- Your goal
Copy out the entries in full and with complete accuracy; pictures are excluded.

- Data records
⟨

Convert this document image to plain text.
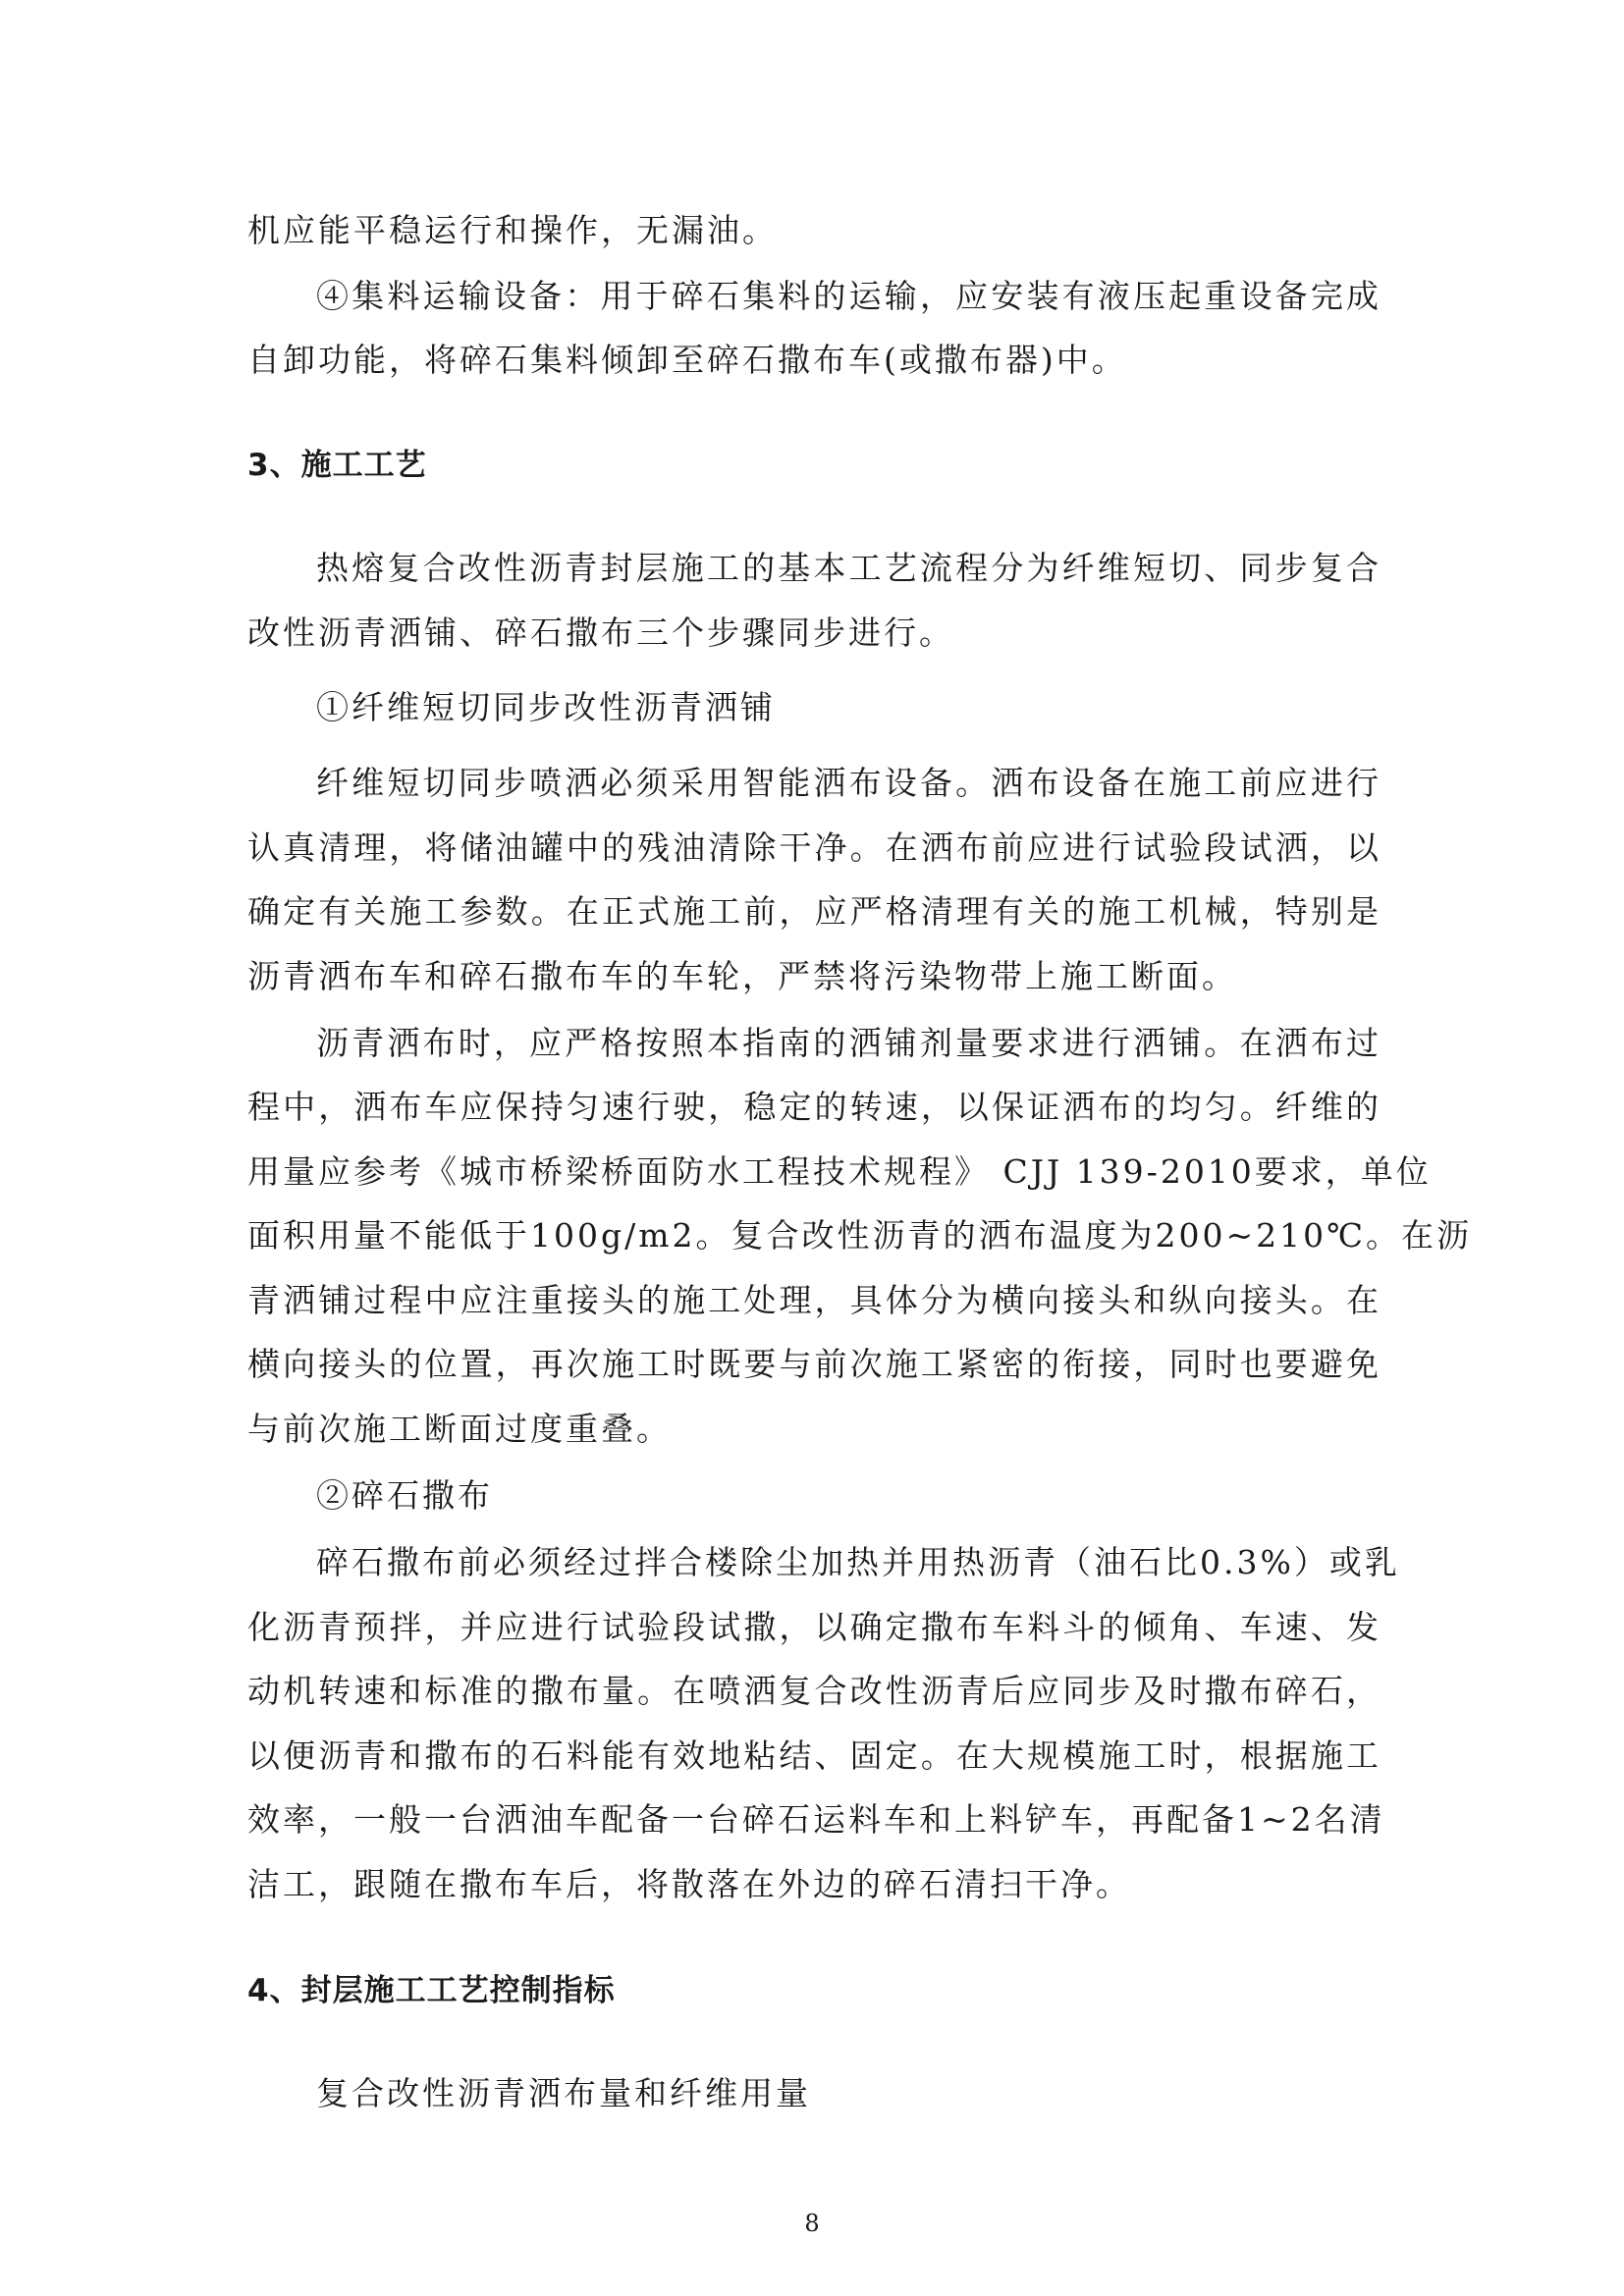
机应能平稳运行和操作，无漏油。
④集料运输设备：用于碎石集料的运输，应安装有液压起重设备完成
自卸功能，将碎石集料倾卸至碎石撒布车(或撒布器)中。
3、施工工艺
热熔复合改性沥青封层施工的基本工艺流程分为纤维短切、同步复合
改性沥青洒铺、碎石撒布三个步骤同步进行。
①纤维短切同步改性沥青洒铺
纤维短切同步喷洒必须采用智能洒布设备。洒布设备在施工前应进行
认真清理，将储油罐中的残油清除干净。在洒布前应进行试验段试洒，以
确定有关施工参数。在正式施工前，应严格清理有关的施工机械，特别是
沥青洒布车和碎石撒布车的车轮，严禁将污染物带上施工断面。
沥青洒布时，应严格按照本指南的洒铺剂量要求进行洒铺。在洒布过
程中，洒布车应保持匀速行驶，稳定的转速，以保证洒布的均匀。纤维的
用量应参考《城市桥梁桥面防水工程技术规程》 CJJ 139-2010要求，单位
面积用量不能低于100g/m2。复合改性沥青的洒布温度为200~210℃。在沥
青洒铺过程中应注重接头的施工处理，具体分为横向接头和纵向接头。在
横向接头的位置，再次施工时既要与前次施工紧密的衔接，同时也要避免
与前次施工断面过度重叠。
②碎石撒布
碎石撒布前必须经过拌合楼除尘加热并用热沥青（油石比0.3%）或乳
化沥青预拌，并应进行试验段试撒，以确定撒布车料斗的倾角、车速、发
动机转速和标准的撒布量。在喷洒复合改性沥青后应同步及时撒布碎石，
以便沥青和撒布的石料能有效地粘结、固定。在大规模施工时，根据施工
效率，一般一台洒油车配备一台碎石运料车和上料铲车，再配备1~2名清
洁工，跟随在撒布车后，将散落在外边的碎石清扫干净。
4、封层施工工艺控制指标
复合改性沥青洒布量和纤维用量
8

⟩

- Response to the task
Convert this document image to plain text.
机应能平稳运行和操作，无漏油。
④集料运输设备：用于碎石集料的运输，应安装有液压起重设备完成
自卸功能，将碎石集料倾卸至碎石撒布车(或撒布器)中。
3、施工工艺
热熔复合改性沥青封层施工的基本工艺流程分为纤维短切、同步复合
改性沥青洒铺、碎石撒布三个步骤同步进行。
①纤维短切同步改性沥青洒铺
纤维短切同步喷洒必须采用智能洒布设备。洒布设备在施工前应进行
认真清理，将储油罐中的残油清除干净。在洒布前应进行试验段试洒，以
确定有关施工参数。在正式施工前，应严格清理有关的施工机械，特别是
沥青洒布车和碎石撒布车的车轮，严禁将污染物带上施工断面。
沥青洒布时，应严格按照本指南的洒铺剂量要求进行洒铺。在洒布过
程中，洒布车应保持匀速行驶，稳定的转速，以保证洒布的均匀。纤维的
用量应参考《城市桥梁桥面防水工程技术规程》 CJJ 139-2010要求，单位
面积用量不能低于100g/m2。复合改性沥青的洒布温度为200~210℃。在沥
青洒铺过程中应注重接头的施工处理，具体分为横向接头和纵向接头。在
横向接头的位置，再次施工时既要与前次施工紧密的衔接，同时也要避免
与前次施工断面过度重叠。
②碎石撒布
碎石撒布前必须经过拌合楼除尘加热并用热沥青（油石比0.3%）或乳
化沥青预拌，并应进行试验段试撒，以确定撒布车料斗的倾角、车速、发
动机转速和标准的撒布量。在喷洒复合改性沥青后应同步及时撒布碎石，
以便沥青和撒布的石料能有效地粘结、固定。在大规模施工时，根据施工
效率，一般一台洒油车配备一台碎石运料车和上料铲车，再配备1~2名清
洁工，跟随在撒布车后，将散落在外边的碎石清扫干净。
4、封层施工工艺控制指标
复合改性沥青洒布量和纤维用量
8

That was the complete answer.